(Data entries for graphics)
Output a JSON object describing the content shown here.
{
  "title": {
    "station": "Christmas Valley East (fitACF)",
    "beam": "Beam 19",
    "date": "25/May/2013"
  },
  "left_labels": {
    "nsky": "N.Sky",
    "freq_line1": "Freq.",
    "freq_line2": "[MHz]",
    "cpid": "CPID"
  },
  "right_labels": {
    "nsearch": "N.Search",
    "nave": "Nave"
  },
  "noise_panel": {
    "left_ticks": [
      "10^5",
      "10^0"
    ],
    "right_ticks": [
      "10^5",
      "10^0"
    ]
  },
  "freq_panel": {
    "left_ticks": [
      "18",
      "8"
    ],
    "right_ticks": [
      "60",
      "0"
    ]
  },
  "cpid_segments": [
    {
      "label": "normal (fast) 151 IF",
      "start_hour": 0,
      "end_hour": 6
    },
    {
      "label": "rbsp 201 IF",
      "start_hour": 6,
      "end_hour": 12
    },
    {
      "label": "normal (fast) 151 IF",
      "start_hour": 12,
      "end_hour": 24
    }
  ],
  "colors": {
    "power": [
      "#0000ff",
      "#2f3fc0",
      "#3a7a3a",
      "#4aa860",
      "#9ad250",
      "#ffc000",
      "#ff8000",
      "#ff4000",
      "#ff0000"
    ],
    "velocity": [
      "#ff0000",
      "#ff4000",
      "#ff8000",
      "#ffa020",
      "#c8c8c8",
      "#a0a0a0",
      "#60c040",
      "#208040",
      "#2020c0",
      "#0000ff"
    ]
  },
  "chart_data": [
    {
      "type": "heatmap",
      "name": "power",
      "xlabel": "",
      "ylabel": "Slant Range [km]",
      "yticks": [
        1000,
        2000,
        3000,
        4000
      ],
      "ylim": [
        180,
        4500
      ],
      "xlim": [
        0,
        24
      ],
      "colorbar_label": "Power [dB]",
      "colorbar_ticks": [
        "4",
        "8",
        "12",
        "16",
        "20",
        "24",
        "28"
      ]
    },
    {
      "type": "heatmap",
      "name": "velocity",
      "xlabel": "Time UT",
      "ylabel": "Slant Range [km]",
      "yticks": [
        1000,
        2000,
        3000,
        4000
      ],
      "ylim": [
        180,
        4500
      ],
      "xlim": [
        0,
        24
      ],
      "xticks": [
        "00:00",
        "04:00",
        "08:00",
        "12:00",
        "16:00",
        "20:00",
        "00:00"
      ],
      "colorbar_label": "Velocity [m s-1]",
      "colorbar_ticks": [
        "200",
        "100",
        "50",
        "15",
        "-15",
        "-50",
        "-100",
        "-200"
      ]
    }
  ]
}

--

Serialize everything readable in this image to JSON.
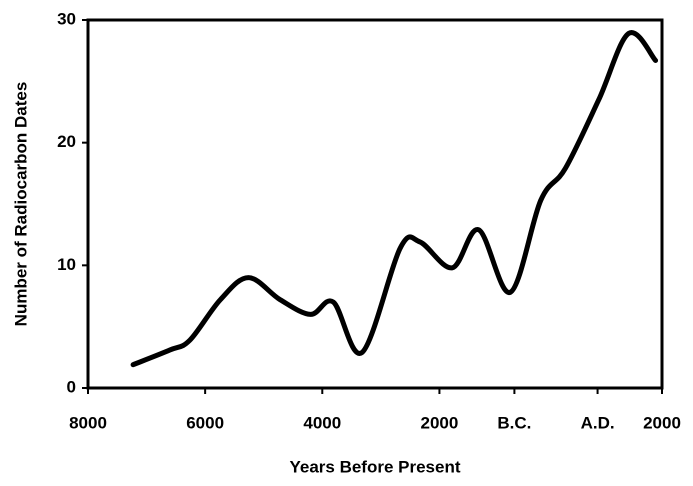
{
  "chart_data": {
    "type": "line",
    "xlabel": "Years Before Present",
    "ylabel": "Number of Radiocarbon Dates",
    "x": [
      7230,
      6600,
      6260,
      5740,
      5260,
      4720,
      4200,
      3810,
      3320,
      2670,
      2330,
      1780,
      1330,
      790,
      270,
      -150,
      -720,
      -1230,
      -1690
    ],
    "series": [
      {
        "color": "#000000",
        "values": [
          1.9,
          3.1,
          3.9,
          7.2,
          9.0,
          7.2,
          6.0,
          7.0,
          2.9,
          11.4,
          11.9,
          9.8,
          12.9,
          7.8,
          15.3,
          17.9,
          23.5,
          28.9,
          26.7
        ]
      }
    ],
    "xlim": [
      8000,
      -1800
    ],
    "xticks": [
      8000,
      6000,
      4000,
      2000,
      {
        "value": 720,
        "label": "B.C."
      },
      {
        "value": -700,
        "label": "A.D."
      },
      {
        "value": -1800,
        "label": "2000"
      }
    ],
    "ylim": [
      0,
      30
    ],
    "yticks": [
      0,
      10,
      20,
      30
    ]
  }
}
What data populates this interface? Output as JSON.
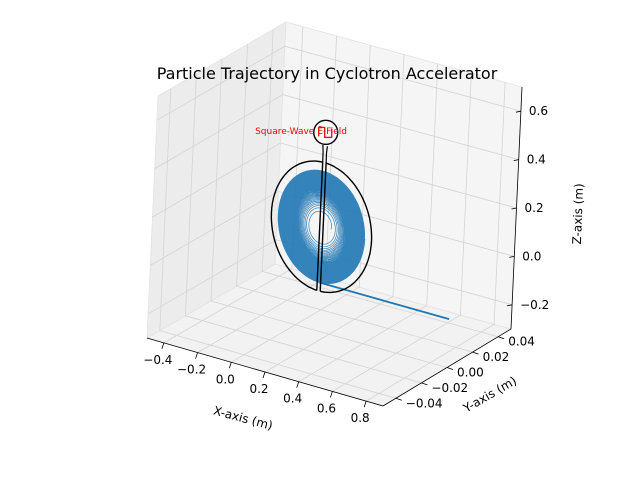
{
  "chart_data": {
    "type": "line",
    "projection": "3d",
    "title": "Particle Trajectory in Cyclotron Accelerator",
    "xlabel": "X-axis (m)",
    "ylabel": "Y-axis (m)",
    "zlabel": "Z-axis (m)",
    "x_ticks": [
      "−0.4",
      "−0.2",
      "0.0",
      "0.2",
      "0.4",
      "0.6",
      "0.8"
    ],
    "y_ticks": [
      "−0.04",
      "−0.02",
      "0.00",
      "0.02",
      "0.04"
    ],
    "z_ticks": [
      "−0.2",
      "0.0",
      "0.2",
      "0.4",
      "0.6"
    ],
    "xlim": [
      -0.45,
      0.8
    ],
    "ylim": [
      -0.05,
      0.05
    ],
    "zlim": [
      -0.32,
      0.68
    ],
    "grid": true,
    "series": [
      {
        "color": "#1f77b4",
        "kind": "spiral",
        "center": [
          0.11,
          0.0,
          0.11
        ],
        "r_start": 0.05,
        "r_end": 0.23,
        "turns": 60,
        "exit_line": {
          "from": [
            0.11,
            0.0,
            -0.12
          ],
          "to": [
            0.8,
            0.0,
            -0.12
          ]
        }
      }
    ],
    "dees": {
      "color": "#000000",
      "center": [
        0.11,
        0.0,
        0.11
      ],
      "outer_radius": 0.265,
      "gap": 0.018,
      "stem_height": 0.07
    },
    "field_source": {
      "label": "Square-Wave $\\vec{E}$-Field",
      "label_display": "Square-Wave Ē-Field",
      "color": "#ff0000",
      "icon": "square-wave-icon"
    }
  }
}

TO BE DONE - Check each line of the material above for "Output" and say how many lines contain it, giving the number alone.

EXERCISE SOLUTION - 2